• **Provided passage**
-- begin --
Muni bonds also provide unexpected value to advisors with good credit analysts. Bonds backed by fiscally responsible state or local governments, or their agencies, offer safety and yield. "It could be a county or a school district," he says.

Connelly says an issuer that is managed responsibly and can pay its debt with some cushion is attractive. If a muni bond shopper evaluates the underlying economy backing an issuer and examines the issuer's revenue coverage and expenses, he can find bargains-because in these troubled times, all muni issuers are being tarred with the same brush.

Connelly, incidentally, neither seeks the limelight nor is comfortable in it. At least three times during a 45-minute call, he recommended others who know much more. Indeed, experts in munis, economic policy and the European Union can be found. But Connelly is great at the worldview-understanding the overall picture and the most likely outcomes.

He says he's not sure what to do about Europe. He thinks Greece is sure to default; it's just a matter of when. Greece, Portugal and Ireland might need to be tossed from the European Union to keep it solvent. Since the Italian government in mid-August passed serious spending cuts, the Spaniards must make a similar effort, and then the EU can close ranks.
Connelly doubts European prospects without this level of commitment, discipline and action. The Italians and Spanish guarantee more than 30% of the recently adopted lending facility currently in place. "That's like lashing the Andrea Doria to the Titanic," he says.

Chris Petruzzi says the Fed and Treasury Department action during the crescendo of the September 2008 crisis altered the course of history by saving the giant banks. "If Obama and Bernanke would have done nothing, a lot of people would have lost their homes," says Petruzzi. "But after a year, it would have been over. We would have hit bottom in 2009 if they had done nothing."

Petruzzi says the economic model described by the Austrian school fits these times well. "The Austrian model begins with monetary authorities making interest rates too low, and investments get made that should not be made, says Petruzzi. "The resulting recession or depression is the correction that sets the economy straight.

"We made interest rates too low, buildings were built that should never have been," he says. "The problem is we stopped the correction from coming."
-- end --
• **Supplied records**
-- begin --
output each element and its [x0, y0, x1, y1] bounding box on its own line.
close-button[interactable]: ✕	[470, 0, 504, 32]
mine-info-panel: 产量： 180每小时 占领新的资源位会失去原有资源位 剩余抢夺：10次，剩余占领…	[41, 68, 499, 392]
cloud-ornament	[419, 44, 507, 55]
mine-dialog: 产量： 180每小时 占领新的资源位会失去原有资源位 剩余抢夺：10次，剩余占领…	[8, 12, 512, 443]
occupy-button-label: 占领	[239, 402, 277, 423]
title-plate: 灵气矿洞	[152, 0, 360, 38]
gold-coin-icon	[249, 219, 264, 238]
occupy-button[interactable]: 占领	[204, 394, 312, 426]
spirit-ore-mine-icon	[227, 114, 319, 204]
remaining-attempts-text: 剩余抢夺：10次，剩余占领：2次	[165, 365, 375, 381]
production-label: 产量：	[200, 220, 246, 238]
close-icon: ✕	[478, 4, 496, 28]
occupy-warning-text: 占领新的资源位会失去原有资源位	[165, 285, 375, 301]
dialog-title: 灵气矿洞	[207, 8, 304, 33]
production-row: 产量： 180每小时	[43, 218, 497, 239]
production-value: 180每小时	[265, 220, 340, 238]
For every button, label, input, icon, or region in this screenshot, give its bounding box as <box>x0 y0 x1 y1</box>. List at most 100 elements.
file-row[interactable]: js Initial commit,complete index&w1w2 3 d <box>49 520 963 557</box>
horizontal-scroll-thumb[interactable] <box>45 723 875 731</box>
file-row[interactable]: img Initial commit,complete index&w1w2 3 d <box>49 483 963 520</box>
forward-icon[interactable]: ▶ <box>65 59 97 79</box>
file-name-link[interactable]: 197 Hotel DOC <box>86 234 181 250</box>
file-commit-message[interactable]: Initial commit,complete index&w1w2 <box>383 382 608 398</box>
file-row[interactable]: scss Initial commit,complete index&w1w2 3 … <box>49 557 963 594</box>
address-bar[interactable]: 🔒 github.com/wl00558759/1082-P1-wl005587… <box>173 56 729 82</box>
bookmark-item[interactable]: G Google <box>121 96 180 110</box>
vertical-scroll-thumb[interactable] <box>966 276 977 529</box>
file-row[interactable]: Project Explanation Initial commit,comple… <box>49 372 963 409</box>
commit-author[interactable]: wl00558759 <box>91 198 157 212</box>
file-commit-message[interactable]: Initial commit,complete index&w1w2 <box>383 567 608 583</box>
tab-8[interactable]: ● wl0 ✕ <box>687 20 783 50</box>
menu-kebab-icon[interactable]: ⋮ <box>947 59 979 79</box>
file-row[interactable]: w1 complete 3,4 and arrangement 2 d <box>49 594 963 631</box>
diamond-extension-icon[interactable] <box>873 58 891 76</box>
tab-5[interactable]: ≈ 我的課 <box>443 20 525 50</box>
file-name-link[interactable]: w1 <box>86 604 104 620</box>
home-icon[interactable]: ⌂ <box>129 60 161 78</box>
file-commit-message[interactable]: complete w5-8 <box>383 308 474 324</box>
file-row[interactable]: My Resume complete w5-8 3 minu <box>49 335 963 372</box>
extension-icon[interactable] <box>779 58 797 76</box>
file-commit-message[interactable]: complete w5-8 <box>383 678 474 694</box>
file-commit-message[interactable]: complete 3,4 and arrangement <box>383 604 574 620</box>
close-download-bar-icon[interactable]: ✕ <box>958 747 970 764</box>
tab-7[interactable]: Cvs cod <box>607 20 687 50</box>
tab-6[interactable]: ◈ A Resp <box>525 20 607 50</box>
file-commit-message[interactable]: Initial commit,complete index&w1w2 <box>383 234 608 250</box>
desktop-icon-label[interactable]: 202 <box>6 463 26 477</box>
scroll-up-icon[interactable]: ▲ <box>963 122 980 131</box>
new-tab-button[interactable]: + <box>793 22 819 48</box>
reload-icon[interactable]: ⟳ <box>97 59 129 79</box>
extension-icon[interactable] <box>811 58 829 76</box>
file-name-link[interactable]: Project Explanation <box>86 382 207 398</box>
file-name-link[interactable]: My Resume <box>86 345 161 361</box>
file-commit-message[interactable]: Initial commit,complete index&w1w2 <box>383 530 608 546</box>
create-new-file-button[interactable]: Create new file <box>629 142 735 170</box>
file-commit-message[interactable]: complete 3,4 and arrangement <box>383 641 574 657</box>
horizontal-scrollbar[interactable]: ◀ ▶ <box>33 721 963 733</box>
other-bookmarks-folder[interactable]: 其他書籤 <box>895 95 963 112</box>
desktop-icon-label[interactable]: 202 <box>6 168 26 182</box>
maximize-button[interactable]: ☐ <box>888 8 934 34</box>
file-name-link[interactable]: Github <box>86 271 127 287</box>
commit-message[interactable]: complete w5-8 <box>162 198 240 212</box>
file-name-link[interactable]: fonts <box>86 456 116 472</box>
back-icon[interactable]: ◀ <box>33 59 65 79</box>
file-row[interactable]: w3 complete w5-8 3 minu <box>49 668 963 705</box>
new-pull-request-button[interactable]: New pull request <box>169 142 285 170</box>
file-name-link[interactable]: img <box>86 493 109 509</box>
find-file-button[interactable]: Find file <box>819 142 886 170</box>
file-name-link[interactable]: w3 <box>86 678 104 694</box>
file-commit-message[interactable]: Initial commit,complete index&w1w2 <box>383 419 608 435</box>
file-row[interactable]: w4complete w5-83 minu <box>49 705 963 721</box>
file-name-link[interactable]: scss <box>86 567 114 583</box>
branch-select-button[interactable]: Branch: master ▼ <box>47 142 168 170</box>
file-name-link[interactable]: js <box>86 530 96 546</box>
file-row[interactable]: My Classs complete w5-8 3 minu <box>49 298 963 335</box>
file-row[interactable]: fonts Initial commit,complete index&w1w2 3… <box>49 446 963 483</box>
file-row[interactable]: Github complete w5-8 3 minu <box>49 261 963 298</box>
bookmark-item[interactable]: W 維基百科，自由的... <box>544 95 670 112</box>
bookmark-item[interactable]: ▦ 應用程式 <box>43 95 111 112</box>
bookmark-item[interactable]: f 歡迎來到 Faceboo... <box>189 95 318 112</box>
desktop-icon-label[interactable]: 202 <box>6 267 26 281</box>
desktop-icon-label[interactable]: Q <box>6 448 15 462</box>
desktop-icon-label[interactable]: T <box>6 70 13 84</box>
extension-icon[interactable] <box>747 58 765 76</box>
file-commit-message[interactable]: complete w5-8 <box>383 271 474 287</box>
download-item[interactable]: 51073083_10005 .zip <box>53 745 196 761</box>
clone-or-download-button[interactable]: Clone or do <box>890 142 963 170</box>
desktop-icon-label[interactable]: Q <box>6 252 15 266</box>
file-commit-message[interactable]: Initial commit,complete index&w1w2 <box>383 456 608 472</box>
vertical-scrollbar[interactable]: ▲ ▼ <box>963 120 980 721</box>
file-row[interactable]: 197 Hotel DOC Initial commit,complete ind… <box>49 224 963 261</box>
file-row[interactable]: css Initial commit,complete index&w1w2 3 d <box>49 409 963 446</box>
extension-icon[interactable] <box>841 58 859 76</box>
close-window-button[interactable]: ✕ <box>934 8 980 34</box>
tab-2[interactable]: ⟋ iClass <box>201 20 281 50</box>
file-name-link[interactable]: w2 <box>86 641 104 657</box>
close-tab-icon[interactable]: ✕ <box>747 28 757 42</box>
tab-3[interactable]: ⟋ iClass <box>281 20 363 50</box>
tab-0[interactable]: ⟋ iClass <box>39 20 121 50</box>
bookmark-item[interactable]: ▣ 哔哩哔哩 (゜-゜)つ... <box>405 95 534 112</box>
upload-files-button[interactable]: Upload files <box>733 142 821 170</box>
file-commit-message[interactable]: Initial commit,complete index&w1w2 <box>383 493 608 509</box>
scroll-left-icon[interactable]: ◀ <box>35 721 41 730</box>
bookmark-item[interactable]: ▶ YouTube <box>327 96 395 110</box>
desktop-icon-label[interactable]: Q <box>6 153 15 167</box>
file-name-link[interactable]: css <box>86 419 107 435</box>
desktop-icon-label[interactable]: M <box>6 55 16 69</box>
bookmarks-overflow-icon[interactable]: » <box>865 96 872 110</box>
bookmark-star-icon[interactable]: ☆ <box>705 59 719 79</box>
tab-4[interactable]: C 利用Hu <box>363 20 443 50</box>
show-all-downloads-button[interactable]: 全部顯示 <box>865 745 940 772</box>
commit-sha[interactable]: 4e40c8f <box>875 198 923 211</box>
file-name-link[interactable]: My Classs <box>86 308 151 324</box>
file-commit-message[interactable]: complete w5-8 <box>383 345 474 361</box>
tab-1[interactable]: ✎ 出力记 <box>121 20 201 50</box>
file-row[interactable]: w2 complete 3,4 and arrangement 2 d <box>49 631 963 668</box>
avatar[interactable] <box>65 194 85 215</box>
-- end --
• **Short problem**
Give the economic commentary again between "Petruzzi says the economic" and "the economy straight.", inclusive, changing "Austrian" to "Viennese" throughout.

• **Solved problem**
Petruzzi says the economic model described by the Viennese school fits these times well. "The Viennese model begins with monetary authorities making interest rates too low, and investments get made that should not be made, says Petruzzi. "The resulting recession or depression is the correction that sets the economy straight.